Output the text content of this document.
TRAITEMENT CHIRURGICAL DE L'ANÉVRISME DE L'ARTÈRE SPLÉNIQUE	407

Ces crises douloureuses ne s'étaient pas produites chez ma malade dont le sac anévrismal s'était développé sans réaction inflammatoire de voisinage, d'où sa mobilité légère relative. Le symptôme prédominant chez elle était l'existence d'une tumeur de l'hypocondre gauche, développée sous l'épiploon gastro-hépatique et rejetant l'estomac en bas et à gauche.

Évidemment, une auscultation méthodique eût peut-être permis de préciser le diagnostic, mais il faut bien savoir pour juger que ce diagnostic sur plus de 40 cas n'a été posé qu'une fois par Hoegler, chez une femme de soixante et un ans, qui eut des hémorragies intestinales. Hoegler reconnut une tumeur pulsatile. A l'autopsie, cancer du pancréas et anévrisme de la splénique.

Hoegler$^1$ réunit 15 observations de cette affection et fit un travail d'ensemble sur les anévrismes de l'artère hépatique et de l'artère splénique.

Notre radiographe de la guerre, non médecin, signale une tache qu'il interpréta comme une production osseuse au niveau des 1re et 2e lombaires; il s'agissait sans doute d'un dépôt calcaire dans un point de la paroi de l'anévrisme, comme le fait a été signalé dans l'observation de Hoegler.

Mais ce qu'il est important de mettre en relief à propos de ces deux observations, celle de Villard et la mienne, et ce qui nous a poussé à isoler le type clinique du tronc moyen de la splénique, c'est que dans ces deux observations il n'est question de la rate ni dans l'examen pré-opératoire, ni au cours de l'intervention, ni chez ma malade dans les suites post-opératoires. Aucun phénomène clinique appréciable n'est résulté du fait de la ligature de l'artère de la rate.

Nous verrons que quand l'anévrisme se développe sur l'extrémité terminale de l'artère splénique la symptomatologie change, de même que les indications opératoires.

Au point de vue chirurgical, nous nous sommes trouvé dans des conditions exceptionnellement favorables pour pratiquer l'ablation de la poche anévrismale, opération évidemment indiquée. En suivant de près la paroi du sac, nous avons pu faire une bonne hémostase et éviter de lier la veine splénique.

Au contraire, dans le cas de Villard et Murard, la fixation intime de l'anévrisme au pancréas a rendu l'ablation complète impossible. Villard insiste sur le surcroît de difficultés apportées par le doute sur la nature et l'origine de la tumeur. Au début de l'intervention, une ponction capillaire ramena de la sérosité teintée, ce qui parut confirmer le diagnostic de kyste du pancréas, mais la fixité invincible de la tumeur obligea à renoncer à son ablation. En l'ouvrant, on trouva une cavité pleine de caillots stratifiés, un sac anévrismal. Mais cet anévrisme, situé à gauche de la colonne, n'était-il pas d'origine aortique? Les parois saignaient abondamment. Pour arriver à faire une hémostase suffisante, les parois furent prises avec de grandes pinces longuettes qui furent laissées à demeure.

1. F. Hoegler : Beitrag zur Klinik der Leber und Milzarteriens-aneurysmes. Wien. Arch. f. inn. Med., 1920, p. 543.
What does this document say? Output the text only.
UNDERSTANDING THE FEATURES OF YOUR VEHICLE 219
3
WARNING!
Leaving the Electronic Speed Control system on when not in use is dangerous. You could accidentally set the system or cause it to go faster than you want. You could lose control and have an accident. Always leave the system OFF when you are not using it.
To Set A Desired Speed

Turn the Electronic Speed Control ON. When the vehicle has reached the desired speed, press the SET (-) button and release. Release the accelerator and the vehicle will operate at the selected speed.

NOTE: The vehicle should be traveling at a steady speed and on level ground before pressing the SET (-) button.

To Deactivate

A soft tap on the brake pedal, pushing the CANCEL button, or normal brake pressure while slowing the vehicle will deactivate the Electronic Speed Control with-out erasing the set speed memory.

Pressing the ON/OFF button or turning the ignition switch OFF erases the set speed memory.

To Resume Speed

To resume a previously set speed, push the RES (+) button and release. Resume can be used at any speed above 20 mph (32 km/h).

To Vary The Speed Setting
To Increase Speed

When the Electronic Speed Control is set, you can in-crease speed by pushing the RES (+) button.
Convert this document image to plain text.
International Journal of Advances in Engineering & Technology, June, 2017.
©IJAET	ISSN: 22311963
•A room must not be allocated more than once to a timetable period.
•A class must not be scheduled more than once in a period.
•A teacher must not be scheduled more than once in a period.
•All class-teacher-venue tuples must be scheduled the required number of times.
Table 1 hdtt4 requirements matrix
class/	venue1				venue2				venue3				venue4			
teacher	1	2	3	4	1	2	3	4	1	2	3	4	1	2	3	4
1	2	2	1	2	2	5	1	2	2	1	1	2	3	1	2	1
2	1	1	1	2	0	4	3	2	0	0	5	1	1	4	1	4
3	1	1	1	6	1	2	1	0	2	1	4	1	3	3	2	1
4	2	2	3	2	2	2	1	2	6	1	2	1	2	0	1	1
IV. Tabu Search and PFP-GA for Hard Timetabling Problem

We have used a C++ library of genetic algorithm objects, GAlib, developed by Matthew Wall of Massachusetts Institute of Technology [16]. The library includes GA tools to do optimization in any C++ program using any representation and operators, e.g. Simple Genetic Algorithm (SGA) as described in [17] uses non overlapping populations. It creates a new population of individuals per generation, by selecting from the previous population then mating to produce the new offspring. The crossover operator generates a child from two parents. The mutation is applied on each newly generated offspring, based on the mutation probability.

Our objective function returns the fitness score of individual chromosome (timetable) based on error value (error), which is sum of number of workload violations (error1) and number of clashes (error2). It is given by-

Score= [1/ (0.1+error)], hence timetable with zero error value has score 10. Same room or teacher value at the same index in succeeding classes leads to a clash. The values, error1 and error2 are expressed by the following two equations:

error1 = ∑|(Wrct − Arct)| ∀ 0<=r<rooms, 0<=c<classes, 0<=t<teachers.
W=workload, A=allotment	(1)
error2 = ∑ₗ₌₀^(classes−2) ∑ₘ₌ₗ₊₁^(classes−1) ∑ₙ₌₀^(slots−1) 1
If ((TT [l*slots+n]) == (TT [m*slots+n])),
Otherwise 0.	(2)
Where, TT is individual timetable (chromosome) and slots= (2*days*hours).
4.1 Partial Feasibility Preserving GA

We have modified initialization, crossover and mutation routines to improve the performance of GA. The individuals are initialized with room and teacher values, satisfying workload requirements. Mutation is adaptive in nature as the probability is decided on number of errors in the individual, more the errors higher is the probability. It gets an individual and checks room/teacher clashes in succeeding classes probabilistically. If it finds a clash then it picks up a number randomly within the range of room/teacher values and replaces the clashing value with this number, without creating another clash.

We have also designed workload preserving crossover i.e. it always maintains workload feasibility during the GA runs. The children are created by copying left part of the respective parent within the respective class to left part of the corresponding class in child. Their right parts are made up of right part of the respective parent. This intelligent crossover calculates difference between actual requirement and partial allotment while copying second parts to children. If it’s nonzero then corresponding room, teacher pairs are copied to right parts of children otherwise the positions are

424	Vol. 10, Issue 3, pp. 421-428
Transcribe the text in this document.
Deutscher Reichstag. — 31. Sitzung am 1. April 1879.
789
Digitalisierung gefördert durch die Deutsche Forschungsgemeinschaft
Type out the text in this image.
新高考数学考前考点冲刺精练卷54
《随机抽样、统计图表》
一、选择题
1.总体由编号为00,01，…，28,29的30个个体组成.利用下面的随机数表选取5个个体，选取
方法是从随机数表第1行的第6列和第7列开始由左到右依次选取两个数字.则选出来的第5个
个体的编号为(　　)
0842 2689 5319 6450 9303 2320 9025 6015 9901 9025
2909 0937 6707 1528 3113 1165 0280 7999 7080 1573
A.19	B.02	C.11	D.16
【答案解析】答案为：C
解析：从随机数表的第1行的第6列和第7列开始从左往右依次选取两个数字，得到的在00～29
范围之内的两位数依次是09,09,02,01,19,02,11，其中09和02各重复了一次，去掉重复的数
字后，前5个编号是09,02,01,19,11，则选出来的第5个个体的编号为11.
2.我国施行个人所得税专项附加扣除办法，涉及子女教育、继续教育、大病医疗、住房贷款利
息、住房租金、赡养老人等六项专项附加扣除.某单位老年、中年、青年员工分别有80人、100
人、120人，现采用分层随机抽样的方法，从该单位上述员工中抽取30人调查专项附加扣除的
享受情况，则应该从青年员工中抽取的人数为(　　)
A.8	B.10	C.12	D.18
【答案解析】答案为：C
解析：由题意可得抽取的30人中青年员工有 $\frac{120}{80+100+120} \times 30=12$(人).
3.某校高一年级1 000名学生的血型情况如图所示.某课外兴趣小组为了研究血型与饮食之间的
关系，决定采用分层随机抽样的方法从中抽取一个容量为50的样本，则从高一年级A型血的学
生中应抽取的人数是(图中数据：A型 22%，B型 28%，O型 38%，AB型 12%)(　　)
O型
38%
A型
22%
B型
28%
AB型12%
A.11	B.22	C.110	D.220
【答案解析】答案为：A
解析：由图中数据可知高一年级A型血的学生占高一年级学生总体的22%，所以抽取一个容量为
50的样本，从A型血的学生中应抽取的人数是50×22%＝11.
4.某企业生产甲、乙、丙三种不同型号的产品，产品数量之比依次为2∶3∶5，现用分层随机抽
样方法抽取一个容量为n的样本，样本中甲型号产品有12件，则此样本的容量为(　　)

---

**What is needed:** Read the entries and show each line that mentions "will".

**Completed exercise:**
Turn the Electronic Speed Control ON. When the vehicle has reached the desired speed, press the SET (-) button and release. Release the accelerator and the vehicle will operate at the selected speed.
A soft tap on the brake pedal, pushing the CANCEL button, or normal brake pressure while slowing the vehicle will deactivate the Electronic Speed Control with-out erasing the set speed memory.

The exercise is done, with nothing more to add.